* TASK DETAILS *
Return the whole listing exactly as it stands.

* SUPPLIED MATERIAL *
━━━━━━━━━━━━━━━━

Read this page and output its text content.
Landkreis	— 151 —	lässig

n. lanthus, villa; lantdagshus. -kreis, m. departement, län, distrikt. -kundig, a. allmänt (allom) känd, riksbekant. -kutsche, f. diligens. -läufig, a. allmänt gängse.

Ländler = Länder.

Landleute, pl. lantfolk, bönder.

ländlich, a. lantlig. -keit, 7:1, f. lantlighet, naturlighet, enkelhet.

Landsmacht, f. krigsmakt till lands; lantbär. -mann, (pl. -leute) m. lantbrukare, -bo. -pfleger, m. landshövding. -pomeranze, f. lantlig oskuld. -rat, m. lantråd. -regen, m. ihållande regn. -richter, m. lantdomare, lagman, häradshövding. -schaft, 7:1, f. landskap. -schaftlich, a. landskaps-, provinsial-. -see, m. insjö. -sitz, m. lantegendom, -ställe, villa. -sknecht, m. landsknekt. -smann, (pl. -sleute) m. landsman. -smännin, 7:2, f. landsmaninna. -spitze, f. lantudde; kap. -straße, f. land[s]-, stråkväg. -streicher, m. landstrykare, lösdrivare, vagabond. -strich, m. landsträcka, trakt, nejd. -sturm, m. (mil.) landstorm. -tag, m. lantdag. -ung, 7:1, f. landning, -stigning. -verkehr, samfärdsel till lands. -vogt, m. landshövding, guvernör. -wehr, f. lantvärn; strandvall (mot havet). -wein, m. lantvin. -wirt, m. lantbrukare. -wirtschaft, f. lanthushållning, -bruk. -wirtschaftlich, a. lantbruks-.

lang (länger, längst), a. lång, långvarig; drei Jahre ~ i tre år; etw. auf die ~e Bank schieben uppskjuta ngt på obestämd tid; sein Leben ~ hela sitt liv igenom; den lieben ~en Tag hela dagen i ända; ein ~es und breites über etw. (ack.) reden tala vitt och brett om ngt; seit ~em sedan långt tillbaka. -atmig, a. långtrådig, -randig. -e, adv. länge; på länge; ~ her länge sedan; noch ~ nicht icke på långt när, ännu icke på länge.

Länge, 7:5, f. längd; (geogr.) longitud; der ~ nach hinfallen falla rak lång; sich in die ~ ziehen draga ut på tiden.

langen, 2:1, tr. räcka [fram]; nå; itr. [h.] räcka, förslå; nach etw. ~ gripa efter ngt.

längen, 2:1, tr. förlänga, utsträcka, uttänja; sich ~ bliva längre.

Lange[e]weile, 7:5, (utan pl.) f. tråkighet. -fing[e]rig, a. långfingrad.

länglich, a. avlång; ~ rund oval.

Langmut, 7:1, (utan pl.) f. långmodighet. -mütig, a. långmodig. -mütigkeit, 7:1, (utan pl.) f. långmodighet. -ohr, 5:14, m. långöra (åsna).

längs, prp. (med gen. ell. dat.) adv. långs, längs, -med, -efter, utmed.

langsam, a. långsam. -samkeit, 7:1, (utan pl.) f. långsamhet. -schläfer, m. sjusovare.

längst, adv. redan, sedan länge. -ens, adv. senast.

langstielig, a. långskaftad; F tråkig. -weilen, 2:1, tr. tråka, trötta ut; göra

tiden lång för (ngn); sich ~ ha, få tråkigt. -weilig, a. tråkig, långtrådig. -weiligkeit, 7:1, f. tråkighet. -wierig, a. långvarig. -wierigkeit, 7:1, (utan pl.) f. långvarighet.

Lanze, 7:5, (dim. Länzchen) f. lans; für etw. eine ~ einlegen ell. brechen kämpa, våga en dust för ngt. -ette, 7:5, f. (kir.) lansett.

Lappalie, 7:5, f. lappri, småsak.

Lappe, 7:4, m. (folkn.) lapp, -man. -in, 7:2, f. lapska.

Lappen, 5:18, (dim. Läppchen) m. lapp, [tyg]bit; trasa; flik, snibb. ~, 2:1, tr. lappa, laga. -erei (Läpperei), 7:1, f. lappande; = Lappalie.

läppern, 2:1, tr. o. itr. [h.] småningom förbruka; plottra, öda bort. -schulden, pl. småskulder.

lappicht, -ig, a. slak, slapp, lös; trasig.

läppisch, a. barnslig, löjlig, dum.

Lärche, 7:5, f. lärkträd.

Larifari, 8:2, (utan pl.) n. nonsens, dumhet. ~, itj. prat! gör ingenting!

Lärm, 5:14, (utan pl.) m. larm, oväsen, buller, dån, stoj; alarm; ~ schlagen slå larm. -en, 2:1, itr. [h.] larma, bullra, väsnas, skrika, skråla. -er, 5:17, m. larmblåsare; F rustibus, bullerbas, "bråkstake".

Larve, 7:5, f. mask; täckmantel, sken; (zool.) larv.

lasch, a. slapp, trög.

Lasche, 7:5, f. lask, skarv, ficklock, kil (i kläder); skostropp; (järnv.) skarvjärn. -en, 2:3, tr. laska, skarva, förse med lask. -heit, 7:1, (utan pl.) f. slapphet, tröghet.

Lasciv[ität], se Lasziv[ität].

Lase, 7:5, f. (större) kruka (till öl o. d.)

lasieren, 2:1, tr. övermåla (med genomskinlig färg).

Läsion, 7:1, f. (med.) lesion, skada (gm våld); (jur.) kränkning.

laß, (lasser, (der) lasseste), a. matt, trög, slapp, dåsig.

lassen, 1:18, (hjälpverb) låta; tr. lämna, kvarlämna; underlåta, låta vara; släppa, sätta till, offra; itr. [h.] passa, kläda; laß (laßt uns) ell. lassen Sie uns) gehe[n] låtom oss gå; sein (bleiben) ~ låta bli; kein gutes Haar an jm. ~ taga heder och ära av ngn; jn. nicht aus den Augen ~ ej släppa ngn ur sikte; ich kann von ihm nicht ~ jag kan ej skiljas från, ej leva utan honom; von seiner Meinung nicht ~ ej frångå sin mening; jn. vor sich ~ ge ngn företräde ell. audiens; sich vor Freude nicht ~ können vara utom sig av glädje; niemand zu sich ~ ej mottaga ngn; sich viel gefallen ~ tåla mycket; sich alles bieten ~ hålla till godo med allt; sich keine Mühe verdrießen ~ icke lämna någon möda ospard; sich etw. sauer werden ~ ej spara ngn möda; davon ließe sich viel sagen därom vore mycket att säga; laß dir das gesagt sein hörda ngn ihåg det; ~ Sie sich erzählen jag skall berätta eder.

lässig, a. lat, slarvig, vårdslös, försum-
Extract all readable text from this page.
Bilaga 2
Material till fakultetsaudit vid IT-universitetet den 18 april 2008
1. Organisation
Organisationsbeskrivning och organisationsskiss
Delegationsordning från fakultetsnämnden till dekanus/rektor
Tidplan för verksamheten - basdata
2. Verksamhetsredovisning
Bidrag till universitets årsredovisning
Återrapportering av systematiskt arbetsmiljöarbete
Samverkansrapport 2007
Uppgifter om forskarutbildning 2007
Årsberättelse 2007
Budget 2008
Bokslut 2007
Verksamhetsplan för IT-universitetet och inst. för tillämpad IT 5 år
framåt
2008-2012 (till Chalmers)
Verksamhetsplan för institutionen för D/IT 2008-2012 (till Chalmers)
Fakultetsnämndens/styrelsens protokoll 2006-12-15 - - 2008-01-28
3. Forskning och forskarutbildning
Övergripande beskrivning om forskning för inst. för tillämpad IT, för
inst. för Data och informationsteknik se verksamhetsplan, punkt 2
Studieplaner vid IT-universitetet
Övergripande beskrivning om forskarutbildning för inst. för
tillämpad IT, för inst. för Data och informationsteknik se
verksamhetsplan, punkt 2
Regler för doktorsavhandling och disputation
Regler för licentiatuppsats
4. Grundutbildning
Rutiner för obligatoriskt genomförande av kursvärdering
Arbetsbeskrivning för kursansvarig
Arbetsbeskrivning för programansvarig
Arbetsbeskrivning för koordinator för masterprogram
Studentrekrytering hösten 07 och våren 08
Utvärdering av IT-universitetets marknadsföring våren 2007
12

━━━━━━━━━━━━━━━━

* RESPONSE *
Read this page and output its text content.
Landkreis	— 151 —	lässig

n. lanthus, villa; lantdagshus. -kreis, m. departement, län, distrikt. -kundig, a. allmänt (allom) känd, riksbekant. -kutsche, f. diligens. -läufig, a. allmänt gängse.

Ländler = Länder.

Landleute, pl. lantfolk, bönder.

ländlich, a. lantlig. -keit, 7:1, f. lantlighet, naturlighet, enkelhet.

Landsmacht, f. krigsmakt till lands; lantbär. -mann, (pl. -leute) m. lantbrukare, -bo. -pfleger, m. landshövding. -pomeranze, f. lantlig oskuld. -rat, m. lantråd. -regen, m. ihållande regn. -richter, m. lantdomare, lagman, häradshövding. -schaft, 7:1, f. landskap. -schaftlich, a. landskaps-, provinsial-. -see, m. insjö. -sitz, m. lantegendom, -ställe, villa. -sknecht, m. landsknekt. -smann, (pl. -sleute) m. landsman. -smännin, 7:2, f. landsmaninna. -spitze, f. lantudde; kap. -straße, f. land[s]-, stråkväg. -streicher, m. landstrykare, lösdrivare, vagabond. -strich, m. landsträcka, trakt, nejd. -sturm, m. (mil.) landstorm. -tag, m. lantdag. -ung, 7:1, f. landning, -stigning. -verkehr, samfärdsel till lands. -vogt, m. landshövding, guvernör. -wehr, f. lantvärn; strandvall (mot havet). -wein, m. lantvin. -wirt, m. lantbrukare. -wirtschaft, f. lanthushållning, -bruk. -wirtschaftlich, a. lantbruks-.

lang (länger, längst), a. lång, långvarig; drei Jahre ~ i tre år; etw. auf die ~e Bank schieben uppskjuta ngt på obestämd tid; sein Leben ~ hela sitt liv igenom; den lieben ~en Tag hela dagen i ända; ein ~es und breites über etw. (ack.) reden tala vitt och brett om ngt; seit ~em sedan långt tillbaka. -atmig, a. långtrådig, -randig. -e, adv. länge; på länge; ~ her länge sedan; noch ~ nicht icke på långt när, ännu icke på länge.

Länge, 7:5, f. längd; (geogr.) longitud; der ~ nach hinfallen falla rak lång; sich in die ~ ziehen draga ut på tiden.

langen, 2:1, tr. räcka [fram]; nå; itr. [h.] räcka, förslå; nach etw. ~ gripa efter ngt.

längen, 2:1, tr. förlänga, utsträcka, uttänja; sich ~ bliva längre.

Lange[e]weile, 7:5, (utan pl.) f. tråkighet. -fing[e]rig, a. långfingrad.

länglich, a. avlång; ~ rund oval.

Langmut, 7:1, (utan pl.) f. långmodighet. -mütig, a. långmodig. -mütigkeit, 7:1, (utan pl.) f. långmodighet. -ohr, 5:14, m. långöra (åsna).

längs, prp. (med gen. ell. dat.) adv. långs, längs, -med, -efter, utmed.

langsam, a. långsam. -samkeit, 7:1, (utan pl.) f. långsamhet. -schläfer, m. sjusovare.

längst, adv. redan, sedan länge. -ens, adv. senast.

langstielig, a. långskaftad; F tråkig. -weilen, 2:1, tr. tråka, trötta ut; göra

tiden lång för (ngn); sich ~ ha, få tråkigt. -weilig, a. tråkig, långtrådig. -weiligkeit, 7:1, f. tråkighet. -wierig, a. långvarig. -wierigkeit, 7:1, (utan pl.) f. långvarighet.

Lanze, 7:5, (dim. Länzchen) f. lans; für etw. eine ~ einlegen ell. brechen kämpa, våga en dust för ngt. -ette, 7:5, f. (kir.) lansett.

Lappalie, 7:5, f. lappri, småsak.

Lappe, 7:4, m. (folkn.) lapp, -man. -in, 7:2, f. lapska.

Lappen, 5:18, (dim. Läppchen) m. lapp, [tyg]bit; trasa; flik, snibb. ~, 2:1, tr. lappa, laga. -erei (Läpperei), 7:1, f. lappande; = Lappalie.

läppern, 2:1, tr. o. itr. [h.] småningom förbruka; plottra, öda bort. -schulden, pl. småskulder.

lappicht, -ig, a. slak, slapp, lös; trasig.

läppisch, a. barnslig, löjlig, dum.

Lärche, 7:5, f. lärkträd.

Larifari, 8:2, (utan pl.) n. nonsens, dumhet. ~, itj. prat! gör ingenting!

Lärm, 5:14, (utan pl.) m. larm, oväsen, buller, dån, stoj; alarm; ~ schlagen slå larm. -en, 2:1, itr. [h.] larma, bullra, väsnas, skrika, skråla. -er, 5:17, m. larmblåsare; F rustibus, bullerbas, "bråkstake".

Larve, 7:5, f. mask; täckmantel, sken; (zool.) larv.

lasch, a. slapp, trög.

Lasche, 7:5, f. lask, skarv, ficklock, kil (i kläder); skostropp; (järnv.) skarvjärn. -en, 2:3, tr. laska, skarva, förse med lask. -heit, 7:1, (utan pl.) f. slapphet, tröghet.

Lasciv[ität], se Lasziv[ität].

Lase, 7:5, f. (större) kruka (till öl o. d.)

lasieren, 2:1, tr. övermåla (med genomskinlig färg).

Läsion, 7:1, f. (med.) lesion, skada (gm våld); (jur.) kränkning.

laß, (lasser, (der) lasseste), a. matt, trög, slapp, dåsig.

lassen, 1:18, (hjälpverb) låta; tr. lämna, kvarlämna; underlåta, låta vara; släppa, sätta till, offra; itr. [h.] passa, kläda; laß (laßt uns) ell. lassen Sie uns) gehe[n] låtom oss gå; sein (bleiben) ~ låta bli; kein gutes Haar an jm. ~ taga heder och ära av ngn; jn. nicht aus den Augen ~ ej släppa ngn ur sikte; ich kann von ihm nicht ~ jag kan ej skiljas från, ej leva utan honom; von seiner Meinung nicht ~ ej frångå sin mening; jn. vor sich ~ ge ngn företräde ell. audiens; sich vor Freude nicht ~ können vara utom sig av glädje; niemand zu sich ~ ej mottaga ngn; sich viel gefallen ~ tåla mycket; sich alles bieten ~ hålla till godo med allt; sich keine Mühe verdrießen ~ icke lämna någon möda ospard; sich etw. sauer werden ~ ej spara ngn möda; davon ließe sich viel sagen därom vore mycket att säga; laß dir das gesagt sein hörda ngn ihåg det; ~ Sie sich erzählen jag skall berätta eder.

lässig, a. lat, slarvig, vårdslös, försum-
Extract all readable text from this page.
Bilaga 2
Material till fakultetsaudit vid IT-universitetet den 18 april 2008
1. Organisation
Organisationsbeskrivning och organisationsskiss
Delegationsordning från fakultetsnämnden till dekanus/rektor
Tidplan för verksamheten - basdata
2. Verksamhetsredovisning
Bidrag till universitets årsredovisning
Återrapportering av systematiskt arbetsmiljöarbete
Samverkansrapport 2007
Uppgifter om forskarutbildning 2007
Årsberättelse 2007
Budget 2008
Bokslut 2007
Verksamhetsplan för IT-universitetet och inst. för tillämpad IT 5 år
framåt
2008-2012 (till Chalmers)
Verksamhetsplan för institutionen för D/IT 2008-2012 (till Chalmers)
Fakultetsnämndens/styrelsens protokoll 2006-12-15 - - 2008-01-28
3. Forskning och forskarutbildning
Övergripande beskrivning om forskning för inst. för tillämpad IT, för
inst. för Data och informationsteknik se verksamhetsplan, punkt 2
Studieplaner vid IT-universitetet
Övergripande beskrivning om forskarutbildning för inst. för
tillämpad IT, för inst. för Data och informationsteknik se
verksamhetsplan, punkt 2
Regler för doktorsavhandling och disputation
Regler för licentiatuppsats
4. Grundutbildning
Rutiner för obligatoriskt genomförande av kursvärdering
Arbetsbeskrivning för kursansvarig
Arbetsbeskrivning för programansvarig
Arbetsbeskrivning för koordinator för masterprogram
Studentrekrytering hösten 07 och våren 08
Utvärdering av IT-universitetets marknadsföring våren 2007
12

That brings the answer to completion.